───── Data for the task ─────
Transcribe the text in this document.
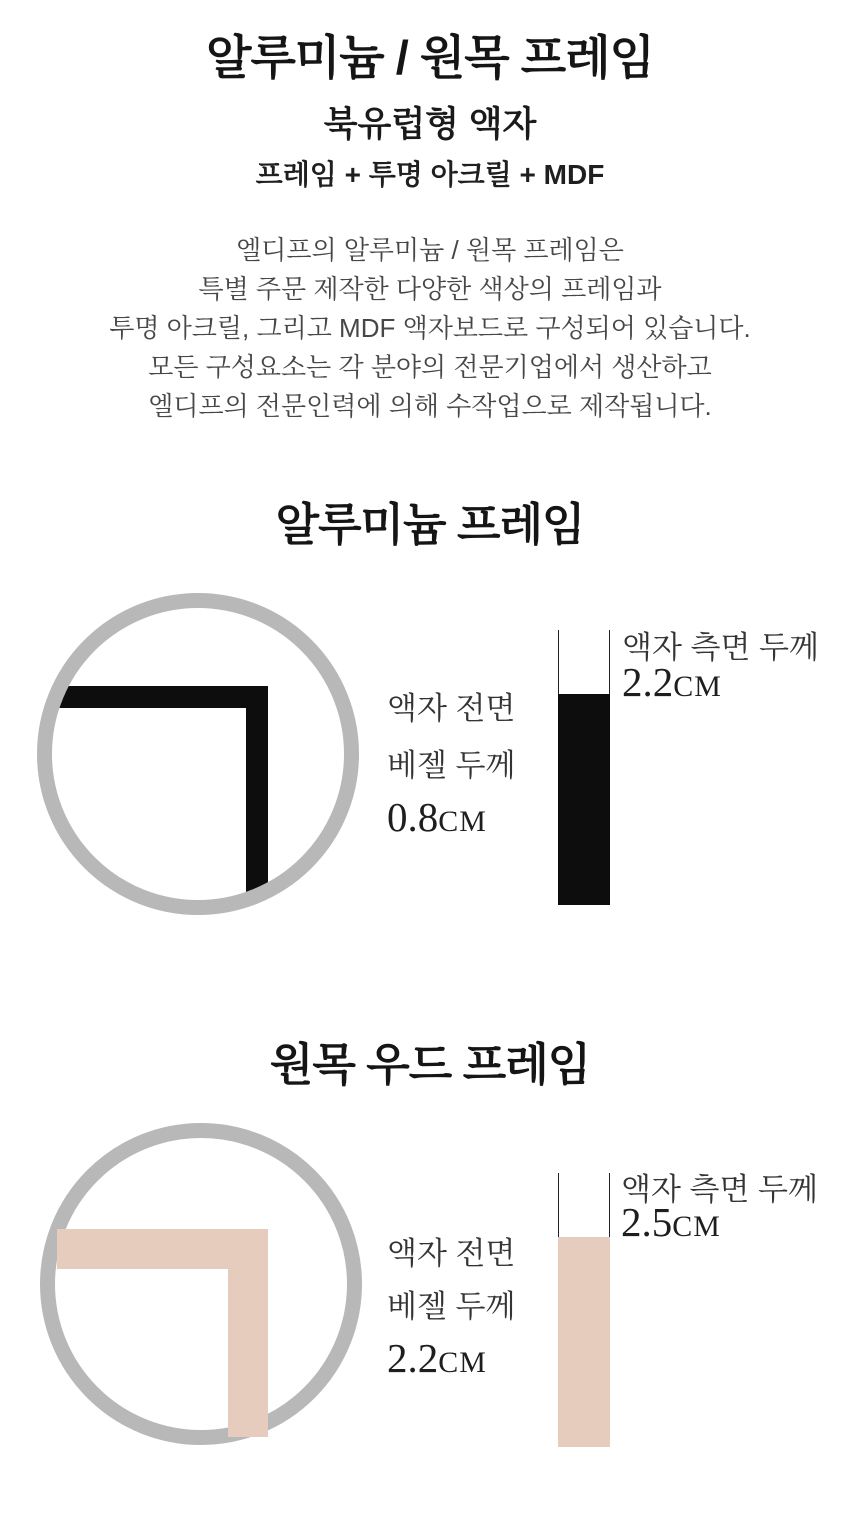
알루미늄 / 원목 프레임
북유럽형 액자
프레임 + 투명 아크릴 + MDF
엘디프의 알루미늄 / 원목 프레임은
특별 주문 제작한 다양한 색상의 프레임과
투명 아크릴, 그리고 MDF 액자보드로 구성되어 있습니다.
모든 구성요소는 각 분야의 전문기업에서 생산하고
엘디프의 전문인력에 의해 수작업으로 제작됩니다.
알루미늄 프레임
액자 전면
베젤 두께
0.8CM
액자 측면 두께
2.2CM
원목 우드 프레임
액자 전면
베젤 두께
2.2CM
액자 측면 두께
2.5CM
─────
### The exercise
Pull out every line holding "엘디프의" from the records above, and copy it.

### Reply to the task
엘디프의 알루미늄 / 원목 프레임은
엘디프의 전문인력에 의해 수작업으로 제작됩니다.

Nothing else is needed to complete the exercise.